◆ PAGE
================

Staff

Interim Executive Director: Dustin Warford

Dustin Warford is the Montana Dinosaur Center’s Interim Director, a role he appeared to step into with the same calm energy he brings to everything else. One moment he was quietly doing his work, and the next he was the guy everyone asked for decisions. No one questioned it. It simply felt correct, like gravity or coffee being important.

He has a reputation for navigating field seasons, museum projects, and the occasional fossil-related surprise with steady practicality. Staff say he can spot a mislabeled specimen faster than most people can find their car keys, and he rarely looks rattled even when the universe throws him the kind of curveballs only a rural museum can produce.

Visitors tend to assume he’s someone reliable to ask for directions, and they’re usually right. Whether he’s coordinating dig logistics or explaining why dinosaurs continue to capture people’s imagination, he tends to give answers that make everything seem more manageable.

If you catch sight of him during a busy summer day, you’ll notice he moves with the quiet purpose of someone who knows what needs doing and just gets on with it. Hand him a cup of coffee, though, and you might even get a story out of him.

Bryce Cassiano

Fossil Prep Specialist. Lab Dweller. Person Most Likely to Be Found Mid-Project.

Bryce Cassiano is the Montana Dinosaur Center’s resident prep specialist, known for working with the kind of quiet focus usually reserved for watchmakers and people defusing imaginary bombs. He can spend hours in the prep lab removing stubborn matrix from bone without losing patience, which has led some staff to suspect he runs on a different internal clock than the rest of the human population. Ask him what he’s working on and you’ll usually get a clear, practical explanation accompanied by a gesture toward a specimen that still looks like a pile of rock to everyone else. Catch him outside the lab, though, and you might witness a rare phenomenon: Bryce blinking at sunlight like he’s just stepped out of a time machine.

Andy Rich

Andy Rich holding a fossil

Field Instructor. Fossil Hunter. Social Media Jester.

================

◆ SOURCE EXCERPT

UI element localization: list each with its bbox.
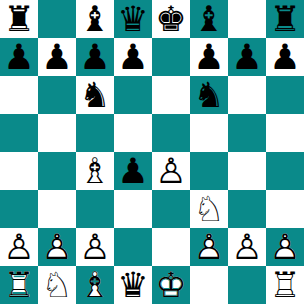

================

◆ WHAT YOU SHOULD DO
Write what comes next in the Montana Dinosaur Center staff page, starting right after its last line. The material is not needed here.

◆ OUTPUT OF THE EXERCISE
Andy Rich is The Montana Dinosaur Center’s dependable field instructor, known for having an almost uncanny ability to teach complex topics while keeping it fun the whole time. He can remain engaging with groups while contorted into a pretzel, working on hard to reach fossils. Visitors are never shocked to learn about his theatrical training. When he isn’t in the field, he can be found managing posts for social media, docenting for guests, working in the fossil prep lab, and/or researching fossils.

Published Works

Bret Potter

Collections Wrangler. Exhibit Whisperer. Keeper of the Mysterious Back Rooms.

Bret Potter is the Montana Dinosaur Center’s go-to person for anything that lives behind a “Staff Only” sign. He knows where every specimen, catalog number, and oddball artifact ended up, even if it was last seen during a dig season three years ago. Ask him a question about the collections and he’ll pause, think for a moment, and then lead you straight to the exact drawer like he’s navigating by some internal museum compass. When he’s setting up an exhibit, he works with the calm of someone who has accepted that fossils and display mounts will never fully cooperate, yet somehow he still makes everything look intentional. Catch Bret in motion and you’ll usually find him carrying something fragile, important, or both, moving with the steady confidence of a man who absolutely knows what he’s doing, even if the rest of us are just trying to keep up.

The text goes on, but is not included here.